◆ Task objective:
Copy out every line that contains "color".

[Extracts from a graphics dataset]
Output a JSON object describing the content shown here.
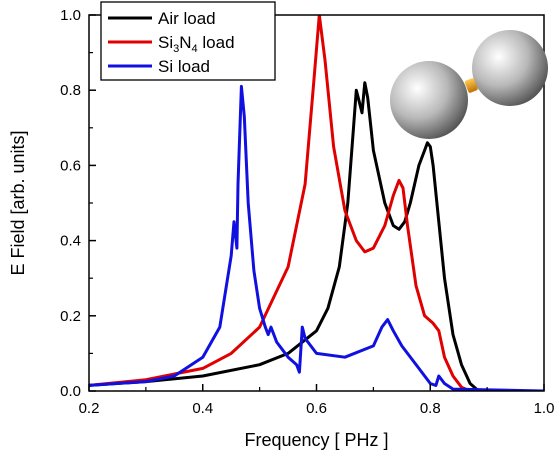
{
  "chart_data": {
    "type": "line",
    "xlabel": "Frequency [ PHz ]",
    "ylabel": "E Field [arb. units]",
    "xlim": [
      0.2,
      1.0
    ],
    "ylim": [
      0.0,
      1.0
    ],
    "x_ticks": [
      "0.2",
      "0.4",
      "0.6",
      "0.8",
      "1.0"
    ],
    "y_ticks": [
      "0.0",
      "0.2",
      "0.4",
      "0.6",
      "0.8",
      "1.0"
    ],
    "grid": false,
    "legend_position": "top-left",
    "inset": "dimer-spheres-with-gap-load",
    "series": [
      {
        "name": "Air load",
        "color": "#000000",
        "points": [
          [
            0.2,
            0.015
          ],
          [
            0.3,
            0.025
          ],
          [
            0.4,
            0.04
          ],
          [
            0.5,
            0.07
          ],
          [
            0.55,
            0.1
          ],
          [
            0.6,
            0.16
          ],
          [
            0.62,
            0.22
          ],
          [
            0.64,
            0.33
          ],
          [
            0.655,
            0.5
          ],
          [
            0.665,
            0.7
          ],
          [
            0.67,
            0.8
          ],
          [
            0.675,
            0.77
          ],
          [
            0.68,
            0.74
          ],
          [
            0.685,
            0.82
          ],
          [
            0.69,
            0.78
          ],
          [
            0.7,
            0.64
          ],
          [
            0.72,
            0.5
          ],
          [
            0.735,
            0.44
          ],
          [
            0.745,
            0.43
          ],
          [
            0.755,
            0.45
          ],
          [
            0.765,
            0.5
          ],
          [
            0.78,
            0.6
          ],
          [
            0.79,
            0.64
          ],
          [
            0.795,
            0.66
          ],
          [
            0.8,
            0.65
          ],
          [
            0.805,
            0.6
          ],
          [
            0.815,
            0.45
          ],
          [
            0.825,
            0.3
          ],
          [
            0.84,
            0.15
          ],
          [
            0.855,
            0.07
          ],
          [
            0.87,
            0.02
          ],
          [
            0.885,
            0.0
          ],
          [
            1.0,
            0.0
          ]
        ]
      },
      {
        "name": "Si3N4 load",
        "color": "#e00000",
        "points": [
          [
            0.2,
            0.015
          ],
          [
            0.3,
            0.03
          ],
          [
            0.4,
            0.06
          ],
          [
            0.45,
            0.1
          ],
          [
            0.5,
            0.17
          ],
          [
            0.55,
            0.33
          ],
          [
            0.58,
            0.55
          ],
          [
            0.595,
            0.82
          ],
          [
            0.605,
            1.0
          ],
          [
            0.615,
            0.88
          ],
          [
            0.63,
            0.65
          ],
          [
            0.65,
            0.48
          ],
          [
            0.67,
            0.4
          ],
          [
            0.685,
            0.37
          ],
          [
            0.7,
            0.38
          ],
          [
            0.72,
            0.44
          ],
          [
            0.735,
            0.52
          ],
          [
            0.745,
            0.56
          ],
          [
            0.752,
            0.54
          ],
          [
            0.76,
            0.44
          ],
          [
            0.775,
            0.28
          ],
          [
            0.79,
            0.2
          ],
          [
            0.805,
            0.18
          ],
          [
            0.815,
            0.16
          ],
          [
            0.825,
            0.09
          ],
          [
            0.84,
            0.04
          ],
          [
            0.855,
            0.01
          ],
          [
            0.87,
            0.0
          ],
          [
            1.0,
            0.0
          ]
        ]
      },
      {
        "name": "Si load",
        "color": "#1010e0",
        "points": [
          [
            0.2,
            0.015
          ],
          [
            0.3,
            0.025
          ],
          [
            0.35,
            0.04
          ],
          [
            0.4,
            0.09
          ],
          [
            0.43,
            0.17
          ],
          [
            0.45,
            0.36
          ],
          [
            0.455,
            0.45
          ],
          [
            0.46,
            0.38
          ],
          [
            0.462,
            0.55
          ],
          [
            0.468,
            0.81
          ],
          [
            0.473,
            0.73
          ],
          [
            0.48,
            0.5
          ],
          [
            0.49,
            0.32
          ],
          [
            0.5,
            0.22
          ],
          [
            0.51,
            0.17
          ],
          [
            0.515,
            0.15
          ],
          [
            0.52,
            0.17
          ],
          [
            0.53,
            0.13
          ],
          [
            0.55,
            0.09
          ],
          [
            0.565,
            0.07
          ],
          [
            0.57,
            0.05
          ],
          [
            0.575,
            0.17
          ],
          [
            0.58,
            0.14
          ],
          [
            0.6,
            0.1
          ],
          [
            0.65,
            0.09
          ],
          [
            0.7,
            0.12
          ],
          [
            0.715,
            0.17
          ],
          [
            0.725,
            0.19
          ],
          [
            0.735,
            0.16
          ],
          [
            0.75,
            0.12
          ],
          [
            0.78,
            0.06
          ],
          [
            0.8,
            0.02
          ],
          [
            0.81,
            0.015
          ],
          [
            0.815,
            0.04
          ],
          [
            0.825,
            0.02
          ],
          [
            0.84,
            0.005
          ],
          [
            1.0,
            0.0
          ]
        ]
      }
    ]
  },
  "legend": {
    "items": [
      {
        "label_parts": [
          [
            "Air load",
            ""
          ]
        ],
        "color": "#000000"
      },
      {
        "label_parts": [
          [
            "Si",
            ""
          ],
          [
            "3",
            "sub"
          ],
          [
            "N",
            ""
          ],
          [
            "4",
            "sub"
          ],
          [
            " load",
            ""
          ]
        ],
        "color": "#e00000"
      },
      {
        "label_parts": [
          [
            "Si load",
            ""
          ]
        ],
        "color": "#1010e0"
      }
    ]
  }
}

...

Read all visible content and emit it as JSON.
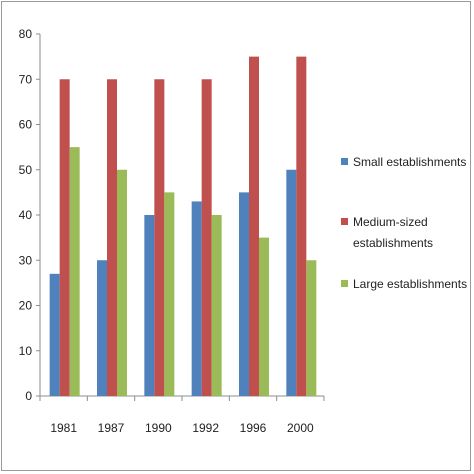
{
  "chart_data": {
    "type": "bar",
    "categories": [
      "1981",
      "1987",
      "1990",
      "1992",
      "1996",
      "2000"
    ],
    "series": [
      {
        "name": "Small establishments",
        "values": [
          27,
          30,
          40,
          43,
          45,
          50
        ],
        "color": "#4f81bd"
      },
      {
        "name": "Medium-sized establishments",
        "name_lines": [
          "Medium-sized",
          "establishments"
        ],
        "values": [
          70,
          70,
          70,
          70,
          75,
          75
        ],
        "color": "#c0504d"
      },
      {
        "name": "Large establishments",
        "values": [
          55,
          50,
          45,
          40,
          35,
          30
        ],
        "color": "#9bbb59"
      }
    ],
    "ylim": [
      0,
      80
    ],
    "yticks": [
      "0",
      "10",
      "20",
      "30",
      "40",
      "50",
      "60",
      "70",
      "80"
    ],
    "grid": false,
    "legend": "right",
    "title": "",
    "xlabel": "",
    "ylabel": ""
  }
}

◆ Correct output:
        "color": "#000000",
        "color": "#e00000",
        "color": "#1010e0",
        "color": "#000000"
        "color": "#e00000"
        "color": "#1010e0"
        "color": "#4f81bd"
        "color": "#c0504d"
        "color": "#9bbb59"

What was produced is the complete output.